DATA:
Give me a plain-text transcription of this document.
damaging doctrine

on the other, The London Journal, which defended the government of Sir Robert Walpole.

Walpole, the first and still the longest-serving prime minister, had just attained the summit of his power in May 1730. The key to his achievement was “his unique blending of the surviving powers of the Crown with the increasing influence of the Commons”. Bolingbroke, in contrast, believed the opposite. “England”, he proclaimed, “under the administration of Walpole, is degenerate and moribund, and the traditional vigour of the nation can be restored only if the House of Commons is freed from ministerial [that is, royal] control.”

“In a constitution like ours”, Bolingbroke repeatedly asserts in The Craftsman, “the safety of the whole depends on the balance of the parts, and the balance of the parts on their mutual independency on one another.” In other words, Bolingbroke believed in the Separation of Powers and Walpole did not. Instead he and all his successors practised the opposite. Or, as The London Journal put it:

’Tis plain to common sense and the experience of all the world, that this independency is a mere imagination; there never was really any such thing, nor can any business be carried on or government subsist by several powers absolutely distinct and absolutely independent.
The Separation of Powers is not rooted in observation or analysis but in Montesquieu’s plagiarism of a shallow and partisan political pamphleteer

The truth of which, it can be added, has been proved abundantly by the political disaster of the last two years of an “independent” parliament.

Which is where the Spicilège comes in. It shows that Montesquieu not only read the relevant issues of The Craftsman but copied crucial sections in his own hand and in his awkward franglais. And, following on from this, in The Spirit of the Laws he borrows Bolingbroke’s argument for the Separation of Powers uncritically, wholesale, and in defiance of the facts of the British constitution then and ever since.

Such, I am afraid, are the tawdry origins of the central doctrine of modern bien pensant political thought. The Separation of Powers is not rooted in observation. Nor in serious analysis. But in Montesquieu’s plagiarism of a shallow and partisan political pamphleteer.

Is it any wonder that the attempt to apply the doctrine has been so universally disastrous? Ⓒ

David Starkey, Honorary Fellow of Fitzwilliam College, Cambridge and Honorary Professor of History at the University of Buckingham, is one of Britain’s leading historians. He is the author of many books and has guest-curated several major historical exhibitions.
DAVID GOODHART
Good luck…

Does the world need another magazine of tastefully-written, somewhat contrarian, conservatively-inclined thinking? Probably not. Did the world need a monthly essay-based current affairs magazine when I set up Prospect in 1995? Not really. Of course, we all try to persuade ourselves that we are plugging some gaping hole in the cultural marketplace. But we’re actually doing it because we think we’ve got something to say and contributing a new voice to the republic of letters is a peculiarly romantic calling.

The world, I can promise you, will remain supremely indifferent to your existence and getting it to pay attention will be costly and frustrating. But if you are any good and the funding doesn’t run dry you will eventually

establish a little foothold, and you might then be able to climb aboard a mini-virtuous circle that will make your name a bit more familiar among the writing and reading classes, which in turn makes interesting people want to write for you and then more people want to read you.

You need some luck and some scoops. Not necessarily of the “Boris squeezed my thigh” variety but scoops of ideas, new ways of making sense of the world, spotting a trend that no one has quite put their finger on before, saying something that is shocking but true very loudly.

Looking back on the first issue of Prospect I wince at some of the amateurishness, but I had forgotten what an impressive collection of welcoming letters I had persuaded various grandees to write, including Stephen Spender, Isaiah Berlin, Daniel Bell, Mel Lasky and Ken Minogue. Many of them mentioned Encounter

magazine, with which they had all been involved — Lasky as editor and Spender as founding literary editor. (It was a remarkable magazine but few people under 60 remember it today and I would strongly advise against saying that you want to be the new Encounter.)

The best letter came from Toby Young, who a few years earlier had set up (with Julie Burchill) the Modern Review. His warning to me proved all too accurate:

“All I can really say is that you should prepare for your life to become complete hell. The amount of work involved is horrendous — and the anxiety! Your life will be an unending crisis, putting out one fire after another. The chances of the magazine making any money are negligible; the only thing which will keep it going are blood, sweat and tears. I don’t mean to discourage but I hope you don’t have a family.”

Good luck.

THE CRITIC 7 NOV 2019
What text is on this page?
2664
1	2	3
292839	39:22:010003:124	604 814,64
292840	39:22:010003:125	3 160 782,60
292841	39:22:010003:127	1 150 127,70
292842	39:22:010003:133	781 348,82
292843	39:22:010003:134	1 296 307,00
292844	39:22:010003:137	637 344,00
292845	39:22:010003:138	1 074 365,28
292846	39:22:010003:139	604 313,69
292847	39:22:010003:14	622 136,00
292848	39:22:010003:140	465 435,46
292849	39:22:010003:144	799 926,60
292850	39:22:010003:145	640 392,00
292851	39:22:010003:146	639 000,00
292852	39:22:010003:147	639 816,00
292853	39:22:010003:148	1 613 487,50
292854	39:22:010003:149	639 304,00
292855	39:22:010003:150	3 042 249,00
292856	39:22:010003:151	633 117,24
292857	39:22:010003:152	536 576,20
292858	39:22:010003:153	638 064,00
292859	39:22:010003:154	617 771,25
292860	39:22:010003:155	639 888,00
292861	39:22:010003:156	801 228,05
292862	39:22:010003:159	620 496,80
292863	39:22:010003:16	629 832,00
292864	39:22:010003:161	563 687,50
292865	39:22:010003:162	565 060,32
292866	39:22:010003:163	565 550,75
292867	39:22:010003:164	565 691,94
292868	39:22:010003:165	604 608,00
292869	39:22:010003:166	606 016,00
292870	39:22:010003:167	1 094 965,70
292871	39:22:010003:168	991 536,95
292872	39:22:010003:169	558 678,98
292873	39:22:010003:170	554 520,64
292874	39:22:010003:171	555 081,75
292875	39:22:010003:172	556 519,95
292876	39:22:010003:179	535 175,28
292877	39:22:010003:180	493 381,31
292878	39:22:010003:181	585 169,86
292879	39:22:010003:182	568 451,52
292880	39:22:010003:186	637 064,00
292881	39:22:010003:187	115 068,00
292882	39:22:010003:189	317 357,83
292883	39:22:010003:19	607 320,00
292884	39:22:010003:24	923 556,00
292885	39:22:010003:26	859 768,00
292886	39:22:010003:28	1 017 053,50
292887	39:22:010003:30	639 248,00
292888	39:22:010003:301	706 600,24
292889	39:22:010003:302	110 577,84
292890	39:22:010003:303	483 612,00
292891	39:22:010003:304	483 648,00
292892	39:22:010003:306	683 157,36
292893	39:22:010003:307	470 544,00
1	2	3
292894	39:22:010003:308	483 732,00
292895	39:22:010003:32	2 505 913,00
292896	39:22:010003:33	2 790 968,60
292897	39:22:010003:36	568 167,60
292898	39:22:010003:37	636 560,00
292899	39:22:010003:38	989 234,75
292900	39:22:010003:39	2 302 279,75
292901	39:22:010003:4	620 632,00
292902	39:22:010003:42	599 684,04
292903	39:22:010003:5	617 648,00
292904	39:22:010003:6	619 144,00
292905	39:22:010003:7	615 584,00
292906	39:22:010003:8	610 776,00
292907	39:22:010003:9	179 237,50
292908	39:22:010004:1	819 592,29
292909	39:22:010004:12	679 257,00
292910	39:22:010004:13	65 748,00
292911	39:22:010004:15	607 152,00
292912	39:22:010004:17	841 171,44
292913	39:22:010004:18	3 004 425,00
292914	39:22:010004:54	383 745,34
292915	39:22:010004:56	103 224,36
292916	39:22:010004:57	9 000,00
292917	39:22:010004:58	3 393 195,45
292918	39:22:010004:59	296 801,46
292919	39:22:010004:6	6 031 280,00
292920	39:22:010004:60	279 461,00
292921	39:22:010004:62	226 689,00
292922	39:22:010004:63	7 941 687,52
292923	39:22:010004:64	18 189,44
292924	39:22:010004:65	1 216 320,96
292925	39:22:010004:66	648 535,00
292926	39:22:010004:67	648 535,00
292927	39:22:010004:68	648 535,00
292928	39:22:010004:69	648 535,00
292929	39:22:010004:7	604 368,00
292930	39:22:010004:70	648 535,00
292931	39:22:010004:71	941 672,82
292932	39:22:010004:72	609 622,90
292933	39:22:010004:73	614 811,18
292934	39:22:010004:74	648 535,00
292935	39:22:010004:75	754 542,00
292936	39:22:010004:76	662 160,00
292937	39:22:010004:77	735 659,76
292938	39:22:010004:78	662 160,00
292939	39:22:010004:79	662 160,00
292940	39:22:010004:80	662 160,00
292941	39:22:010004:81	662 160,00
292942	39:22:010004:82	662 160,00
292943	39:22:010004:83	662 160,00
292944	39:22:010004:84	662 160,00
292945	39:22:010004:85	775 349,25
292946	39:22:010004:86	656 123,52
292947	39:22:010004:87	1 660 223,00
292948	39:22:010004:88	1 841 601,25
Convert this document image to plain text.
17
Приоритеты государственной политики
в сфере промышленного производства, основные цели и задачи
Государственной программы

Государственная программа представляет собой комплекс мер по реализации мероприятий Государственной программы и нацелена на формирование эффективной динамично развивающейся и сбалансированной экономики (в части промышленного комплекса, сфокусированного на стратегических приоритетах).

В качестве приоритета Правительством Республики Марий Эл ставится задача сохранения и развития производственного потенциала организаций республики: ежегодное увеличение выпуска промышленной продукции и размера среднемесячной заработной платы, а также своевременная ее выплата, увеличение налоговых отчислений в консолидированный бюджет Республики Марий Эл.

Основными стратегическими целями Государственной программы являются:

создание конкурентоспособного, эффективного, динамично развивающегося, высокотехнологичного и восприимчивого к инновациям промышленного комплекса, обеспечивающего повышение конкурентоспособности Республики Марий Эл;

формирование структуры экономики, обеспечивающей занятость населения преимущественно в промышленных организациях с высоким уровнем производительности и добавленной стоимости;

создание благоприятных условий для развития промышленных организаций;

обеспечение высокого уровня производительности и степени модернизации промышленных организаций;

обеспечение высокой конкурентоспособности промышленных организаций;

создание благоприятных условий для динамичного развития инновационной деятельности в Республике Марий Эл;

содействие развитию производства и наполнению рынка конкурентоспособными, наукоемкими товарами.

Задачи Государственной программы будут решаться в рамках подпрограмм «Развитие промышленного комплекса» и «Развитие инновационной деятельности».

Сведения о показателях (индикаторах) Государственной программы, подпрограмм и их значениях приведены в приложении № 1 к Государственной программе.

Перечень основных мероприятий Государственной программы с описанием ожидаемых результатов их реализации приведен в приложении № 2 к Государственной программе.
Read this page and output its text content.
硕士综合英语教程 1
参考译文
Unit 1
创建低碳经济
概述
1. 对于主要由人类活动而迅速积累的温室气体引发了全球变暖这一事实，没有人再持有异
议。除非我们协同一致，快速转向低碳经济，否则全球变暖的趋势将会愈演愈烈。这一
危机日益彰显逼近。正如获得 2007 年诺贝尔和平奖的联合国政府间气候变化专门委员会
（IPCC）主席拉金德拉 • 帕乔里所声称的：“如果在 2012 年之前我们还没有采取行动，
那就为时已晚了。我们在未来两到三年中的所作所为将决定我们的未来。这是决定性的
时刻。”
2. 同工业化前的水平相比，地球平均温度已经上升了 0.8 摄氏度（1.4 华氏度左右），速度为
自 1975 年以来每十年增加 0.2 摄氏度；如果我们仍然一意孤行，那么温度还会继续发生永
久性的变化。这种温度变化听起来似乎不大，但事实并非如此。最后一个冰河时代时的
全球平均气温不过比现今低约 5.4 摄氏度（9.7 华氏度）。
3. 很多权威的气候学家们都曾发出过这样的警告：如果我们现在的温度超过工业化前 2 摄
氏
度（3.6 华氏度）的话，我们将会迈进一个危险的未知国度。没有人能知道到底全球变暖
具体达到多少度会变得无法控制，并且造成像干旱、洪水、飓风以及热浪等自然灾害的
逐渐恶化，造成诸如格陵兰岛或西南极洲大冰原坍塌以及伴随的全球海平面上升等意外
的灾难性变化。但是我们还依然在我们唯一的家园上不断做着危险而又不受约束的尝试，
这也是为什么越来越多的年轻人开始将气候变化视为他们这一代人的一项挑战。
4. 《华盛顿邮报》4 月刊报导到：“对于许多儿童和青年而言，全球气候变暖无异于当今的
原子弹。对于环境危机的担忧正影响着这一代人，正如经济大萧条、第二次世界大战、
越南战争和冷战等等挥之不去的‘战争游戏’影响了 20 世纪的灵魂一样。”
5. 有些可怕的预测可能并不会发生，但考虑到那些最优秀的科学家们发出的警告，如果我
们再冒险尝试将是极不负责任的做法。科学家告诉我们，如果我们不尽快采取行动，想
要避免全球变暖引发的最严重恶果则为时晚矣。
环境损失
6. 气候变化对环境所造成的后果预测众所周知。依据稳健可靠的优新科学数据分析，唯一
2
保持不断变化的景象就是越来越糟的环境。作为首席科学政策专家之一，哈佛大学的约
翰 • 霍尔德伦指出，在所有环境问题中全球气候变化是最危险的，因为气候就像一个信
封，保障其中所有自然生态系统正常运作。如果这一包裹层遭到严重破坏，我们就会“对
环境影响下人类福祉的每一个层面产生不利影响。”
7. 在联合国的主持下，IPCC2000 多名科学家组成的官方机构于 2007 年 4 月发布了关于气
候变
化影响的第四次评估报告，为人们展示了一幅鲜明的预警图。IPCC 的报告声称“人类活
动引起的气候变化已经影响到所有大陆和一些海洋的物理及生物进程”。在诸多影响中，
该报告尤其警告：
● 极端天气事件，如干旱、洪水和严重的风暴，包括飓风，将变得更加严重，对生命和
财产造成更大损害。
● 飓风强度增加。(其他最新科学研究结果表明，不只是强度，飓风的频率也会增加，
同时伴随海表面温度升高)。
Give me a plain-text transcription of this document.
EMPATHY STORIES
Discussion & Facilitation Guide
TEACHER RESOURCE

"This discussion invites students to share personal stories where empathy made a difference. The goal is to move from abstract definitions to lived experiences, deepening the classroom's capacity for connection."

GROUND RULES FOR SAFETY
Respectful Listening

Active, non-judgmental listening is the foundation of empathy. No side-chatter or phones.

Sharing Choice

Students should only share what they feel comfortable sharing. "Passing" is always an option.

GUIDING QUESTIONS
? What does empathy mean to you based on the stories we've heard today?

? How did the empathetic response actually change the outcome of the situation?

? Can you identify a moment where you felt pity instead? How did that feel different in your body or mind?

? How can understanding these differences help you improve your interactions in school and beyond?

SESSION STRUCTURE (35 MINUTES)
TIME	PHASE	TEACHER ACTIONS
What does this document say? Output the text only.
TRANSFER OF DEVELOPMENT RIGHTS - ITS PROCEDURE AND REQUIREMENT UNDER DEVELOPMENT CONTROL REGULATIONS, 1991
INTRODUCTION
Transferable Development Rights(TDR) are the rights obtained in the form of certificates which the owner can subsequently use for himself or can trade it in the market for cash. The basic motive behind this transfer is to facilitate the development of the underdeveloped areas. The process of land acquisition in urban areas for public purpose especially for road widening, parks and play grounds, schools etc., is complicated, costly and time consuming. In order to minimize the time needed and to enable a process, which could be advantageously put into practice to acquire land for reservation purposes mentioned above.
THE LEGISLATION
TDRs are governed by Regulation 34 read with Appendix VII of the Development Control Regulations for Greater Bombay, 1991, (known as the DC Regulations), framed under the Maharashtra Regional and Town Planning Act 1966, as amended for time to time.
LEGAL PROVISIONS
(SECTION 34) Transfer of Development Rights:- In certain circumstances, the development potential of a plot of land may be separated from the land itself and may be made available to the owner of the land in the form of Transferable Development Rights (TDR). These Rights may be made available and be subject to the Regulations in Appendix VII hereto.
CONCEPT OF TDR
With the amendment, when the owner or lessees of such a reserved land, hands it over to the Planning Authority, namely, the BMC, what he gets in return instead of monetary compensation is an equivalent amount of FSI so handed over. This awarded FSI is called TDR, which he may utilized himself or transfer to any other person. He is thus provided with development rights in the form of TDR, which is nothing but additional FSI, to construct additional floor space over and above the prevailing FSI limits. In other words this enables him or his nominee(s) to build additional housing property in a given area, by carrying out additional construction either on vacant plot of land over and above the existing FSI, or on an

YOUR TASK:
Gather up the lines that contain the word "Journal".

WRITTEN RESPONSE:
on the other, The London Journal, which defended the government of Sir Robert Walpole.
“In a constitution like ours”, Bolingbroke repeatedly asserts in The Craftsman, “the safety of the whole depends on the balance of the parts, and the balance of the parts on their mutual independency on one another.” In other words, Bolingbroke believed in the Separation of Powers and Walpole did not. Instead he and all his successors practised the opposite. Or, as The London Journal put it:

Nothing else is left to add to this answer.